Records to process:

......

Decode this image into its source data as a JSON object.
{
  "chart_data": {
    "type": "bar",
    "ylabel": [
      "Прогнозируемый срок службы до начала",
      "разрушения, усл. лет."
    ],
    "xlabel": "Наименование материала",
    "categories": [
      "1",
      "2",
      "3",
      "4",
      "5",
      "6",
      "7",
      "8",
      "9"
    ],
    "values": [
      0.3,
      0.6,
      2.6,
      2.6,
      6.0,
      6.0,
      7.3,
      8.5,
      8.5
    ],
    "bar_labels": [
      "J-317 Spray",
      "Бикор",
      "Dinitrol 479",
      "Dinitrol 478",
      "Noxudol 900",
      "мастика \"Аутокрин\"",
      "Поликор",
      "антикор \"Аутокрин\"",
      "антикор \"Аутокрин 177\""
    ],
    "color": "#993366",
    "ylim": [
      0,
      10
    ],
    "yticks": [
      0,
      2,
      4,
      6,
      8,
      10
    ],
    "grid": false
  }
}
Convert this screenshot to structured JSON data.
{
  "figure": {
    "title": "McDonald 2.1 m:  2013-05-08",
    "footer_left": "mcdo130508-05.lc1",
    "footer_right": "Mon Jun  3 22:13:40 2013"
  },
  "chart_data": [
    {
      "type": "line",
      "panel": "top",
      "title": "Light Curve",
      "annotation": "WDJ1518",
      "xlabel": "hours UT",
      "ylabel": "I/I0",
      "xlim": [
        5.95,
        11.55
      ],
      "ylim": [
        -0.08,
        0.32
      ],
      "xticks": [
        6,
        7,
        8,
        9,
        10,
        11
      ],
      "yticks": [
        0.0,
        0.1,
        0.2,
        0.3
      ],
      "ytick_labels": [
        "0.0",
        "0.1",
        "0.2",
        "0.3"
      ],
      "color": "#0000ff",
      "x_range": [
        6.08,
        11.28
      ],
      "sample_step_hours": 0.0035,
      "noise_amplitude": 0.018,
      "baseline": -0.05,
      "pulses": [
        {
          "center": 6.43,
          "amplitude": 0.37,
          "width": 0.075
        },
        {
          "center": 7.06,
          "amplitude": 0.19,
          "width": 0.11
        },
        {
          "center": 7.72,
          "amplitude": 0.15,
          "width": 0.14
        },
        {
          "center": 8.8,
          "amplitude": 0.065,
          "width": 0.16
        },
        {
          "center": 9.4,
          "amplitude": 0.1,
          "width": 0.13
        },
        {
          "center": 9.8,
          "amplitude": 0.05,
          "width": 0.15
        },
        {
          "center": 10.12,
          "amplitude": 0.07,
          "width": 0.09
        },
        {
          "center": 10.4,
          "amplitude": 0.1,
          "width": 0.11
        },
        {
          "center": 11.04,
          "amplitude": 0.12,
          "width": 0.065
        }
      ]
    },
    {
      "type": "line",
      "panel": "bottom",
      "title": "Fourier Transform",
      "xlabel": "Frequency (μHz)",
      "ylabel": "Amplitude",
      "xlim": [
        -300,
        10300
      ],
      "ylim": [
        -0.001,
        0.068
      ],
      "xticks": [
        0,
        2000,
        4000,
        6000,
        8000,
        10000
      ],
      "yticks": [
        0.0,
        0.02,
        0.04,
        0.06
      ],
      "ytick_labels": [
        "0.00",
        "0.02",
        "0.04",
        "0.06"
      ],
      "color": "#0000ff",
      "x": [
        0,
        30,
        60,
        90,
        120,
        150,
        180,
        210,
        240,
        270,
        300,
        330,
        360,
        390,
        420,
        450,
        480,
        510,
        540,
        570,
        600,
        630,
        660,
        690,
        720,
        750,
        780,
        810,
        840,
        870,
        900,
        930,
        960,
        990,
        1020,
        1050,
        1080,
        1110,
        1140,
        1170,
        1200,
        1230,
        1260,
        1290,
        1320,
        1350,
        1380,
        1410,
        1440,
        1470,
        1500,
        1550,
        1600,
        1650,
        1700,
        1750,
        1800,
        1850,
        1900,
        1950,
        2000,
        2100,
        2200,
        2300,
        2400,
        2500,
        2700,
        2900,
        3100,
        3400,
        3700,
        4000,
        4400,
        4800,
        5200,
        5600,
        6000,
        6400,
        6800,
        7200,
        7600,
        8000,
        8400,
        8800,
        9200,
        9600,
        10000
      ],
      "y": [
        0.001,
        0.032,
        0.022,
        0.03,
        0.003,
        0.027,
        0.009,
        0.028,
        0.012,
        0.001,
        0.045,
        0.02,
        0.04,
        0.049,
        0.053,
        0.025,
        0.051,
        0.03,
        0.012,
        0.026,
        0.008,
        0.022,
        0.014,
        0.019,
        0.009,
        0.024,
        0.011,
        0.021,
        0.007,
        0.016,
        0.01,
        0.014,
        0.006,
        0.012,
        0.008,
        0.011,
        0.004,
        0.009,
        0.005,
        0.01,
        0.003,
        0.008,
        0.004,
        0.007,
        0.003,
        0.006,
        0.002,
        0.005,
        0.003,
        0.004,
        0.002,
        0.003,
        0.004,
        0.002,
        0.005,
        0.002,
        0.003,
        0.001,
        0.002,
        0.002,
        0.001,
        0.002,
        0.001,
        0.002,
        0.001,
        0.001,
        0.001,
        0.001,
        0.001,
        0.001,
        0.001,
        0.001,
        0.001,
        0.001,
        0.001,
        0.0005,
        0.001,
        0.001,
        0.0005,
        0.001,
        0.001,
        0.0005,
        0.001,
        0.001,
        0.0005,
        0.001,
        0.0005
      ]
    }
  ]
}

......

Required task: Tally how many lines of the material contain the word "JSON". The answer must be the number and nothing else.

The response: 2